— start Record list —
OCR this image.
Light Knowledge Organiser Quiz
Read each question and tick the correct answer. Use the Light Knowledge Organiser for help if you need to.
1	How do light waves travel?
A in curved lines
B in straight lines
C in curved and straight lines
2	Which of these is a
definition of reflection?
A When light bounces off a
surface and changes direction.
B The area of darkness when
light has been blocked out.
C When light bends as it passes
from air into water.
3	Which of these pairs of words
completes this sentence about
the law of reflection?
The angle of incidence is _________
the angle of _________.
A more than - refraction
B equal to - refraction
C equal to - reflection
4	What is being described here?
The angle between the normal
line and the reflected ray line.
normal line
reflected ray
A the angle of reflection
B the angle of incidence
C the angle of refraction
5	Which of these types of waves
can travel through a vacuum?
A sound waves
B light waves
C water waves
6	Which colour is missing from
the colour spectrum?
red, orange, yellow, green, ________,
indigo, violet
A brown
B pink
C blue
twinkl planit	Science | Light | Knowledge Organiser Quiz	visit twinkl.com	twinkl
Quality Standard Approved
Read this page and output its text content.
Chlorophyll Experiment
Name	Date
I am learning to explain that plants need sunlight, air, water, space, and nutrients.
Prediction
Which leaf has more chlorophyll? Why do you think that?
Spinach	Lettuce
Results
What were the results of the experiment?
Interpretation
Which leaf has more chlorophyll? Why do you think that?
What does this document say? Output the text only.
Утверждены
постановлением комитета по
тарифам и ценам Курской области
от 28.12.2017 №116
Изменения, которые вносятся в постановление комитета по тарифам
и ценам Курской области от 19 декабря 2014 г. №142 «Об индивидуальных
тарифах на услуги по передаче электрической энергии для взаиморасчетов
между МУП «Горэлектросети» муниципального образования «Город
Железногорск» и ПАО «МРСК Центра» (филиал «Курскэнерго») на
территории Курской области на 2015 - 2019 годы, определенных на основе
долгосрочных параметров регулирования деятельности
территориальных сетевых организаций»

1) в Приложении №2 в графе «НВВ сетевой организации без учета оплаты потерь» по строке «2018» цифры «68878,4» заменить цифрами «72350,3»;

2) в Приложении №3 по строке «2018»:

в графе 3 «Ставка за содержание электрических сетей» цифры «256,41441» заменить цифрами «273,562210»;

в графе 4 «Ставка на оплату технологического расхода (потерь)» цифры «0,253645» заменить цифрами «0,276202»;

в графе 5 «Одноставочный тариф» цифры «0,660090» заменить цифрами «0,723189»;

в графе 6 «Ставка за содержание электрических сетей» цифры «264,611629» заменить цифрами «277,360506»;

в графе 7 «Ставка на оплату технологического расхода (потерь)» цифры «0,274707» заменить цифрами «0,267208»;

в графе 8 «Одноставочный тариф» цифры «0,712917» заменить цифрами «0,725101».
— end Record list —
Problem description – Go through the data and return every record exactly.

Solution to the problem –
OCR this image.
Light Knowledge Organiser Quiz
Read each question and tick the correct answer. Use the Light Knowledge Organiser for help if you need to.
1	How do light waves travel?
A in curved lines
B in straight lines
C in curved and straight lines
2	Which of these is a
definition of reflection?
A When light bounces off a
surface and changes direction.
B The area of darkness when
light has been blocked out.
C When light bends as it passes
from air into water.
3	Which of these pairs of words
completes this sentence about
the law of reflection?
The angle of incidence is _________
the angle of _________.
A more than - refraction
B equal to - refraction
C equal to - reflection
4	What is being described here?
The angle between the normal
line and the reflected ray line.
normal line
reflected ray
A the angle of reflection
B the angle of incidence
C the angle of refraction
5	Which of these types of waves
can travel through a vacuum?
A sound waves
B light waves
C water waves
6	Which colour is missing from
the colour spectrum?
red, orange, yellow, green, ________,
indigo, violet
A brown
B pink
C blue
twinkl planit	Science | Light | Knowledge Organiser Quiz	visit twinkl.com	twinkl
Quality Standard Approved
Read this page and output its text content.
Chlorophyll Experiment
Name	Date
I am learning to explain that plants need sunlight, air, water, space, and nutrients.
Prediction
Which leaf has more chlorophyll? Why do you think that?
Spinach	Lettuce
Results
What were the results of the experiment?
Interpretation
Which leaf has more chlorophyll? Why do you think that?
What does this document say? Output the text only.
Утверждены
постановлением комитета по
тарифам и ценам Курской области
от 28.12.2017 №116
Изменения, которые вносятся в постановление комитета по тарифам
и ценам Курской области от 19 декабря 2014 г. №142 «Об индивидуальных
тарифах на услуги по передаче электрической энергии для взаиморасчетов
между МУП «Горэлектросети» муниципального образования «Город
Железногорск» и ПАО «МРСК Центра» (филиал «Курскэнерго») на
территории Курской области на 2015 - 2019 годы, определенных на основе
долгосрочных параметров регулирования деятельности
территориальных сетевых организаций»

1) в Приложении №2 в графе «НВВ сетевой организации без учета оплаты потерь» по строке «2018» цифры «68878,4» заменить цифрами «72350,3»;

2) в Приложении №3 по строке «2018»:

в графе 3 «Ставка за содержание электрических сетей» цифры «256,41441» заменить цифрами «273,562210»;

в графе 4 «Ставка на оплату технологического расхода (потерь)» цифры «0,253645» заменить цифрами «0,276202»;

в графе 5 «Одноставочный тариф» цифры «0,660090» заменить цифрами «0,723189»;

в графе 6 «Ставка за содержание электрических сетей» цифры «264,611629» заменить цифрами «277,360506»;

в графе 7 «Ставка на оплату технологического расхода (потерь)» цифры «0,274707» заменить цифрами «0,267208»;

в графе 8 «Одноставочный тариф» цифры «0,712917» заменить цифрами «0,725101».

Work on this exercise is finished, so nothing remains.